PROBLEM DETAILS> Copy out each line that mentions the word "this".

SUPPLIED ENTRIES>

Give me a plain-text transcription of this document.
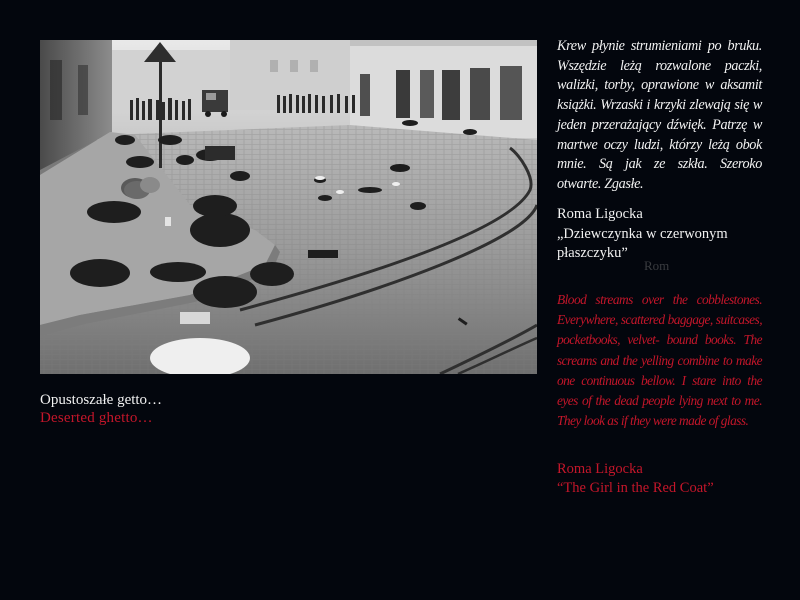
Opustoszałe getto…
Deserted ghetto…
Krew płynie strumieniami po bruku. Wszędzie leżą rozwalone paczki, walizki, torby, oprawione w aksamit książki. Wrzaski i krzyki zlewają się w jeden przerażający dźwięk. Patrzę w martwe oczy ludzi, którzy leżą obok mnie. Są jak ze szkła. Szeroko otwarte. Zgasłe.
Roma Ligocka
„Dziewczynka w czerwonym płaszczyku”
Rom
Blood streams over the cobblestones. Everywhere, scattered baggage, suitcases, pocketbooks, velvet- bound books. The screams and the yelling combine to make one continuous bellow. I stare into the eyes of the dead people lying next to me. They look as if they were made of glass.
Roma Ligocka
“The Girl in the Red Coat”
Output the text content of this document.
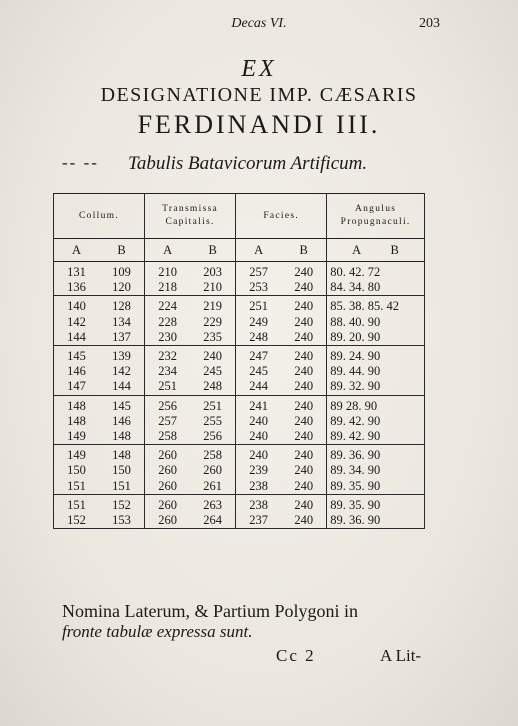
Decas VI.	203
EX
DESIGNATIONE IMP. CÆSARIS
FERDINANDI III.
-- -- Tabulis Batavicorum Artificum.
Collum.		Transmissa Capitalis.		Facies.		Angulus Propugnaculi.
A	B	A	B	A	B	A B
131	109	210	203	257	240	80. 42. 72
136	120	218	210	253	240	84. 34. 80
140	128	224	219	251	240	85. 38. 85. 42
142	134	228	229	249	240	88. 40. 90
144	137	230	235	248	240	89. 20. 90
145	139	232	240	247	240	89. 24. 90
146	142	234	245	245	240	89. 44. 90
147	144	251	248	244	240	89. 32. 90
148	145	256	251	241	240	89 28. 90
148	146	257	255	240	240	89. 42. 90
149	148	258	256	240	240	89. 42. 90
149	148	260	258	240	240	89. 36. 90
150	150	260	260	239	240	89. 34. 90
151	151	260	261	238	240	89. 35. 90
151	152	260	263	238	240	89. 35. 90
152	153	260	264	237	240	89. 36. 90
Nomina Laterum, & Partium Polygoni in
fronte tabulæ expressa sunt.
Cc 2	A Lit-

REPLY>
Give me a plain-text transcription of this document.
Output the text content of this document.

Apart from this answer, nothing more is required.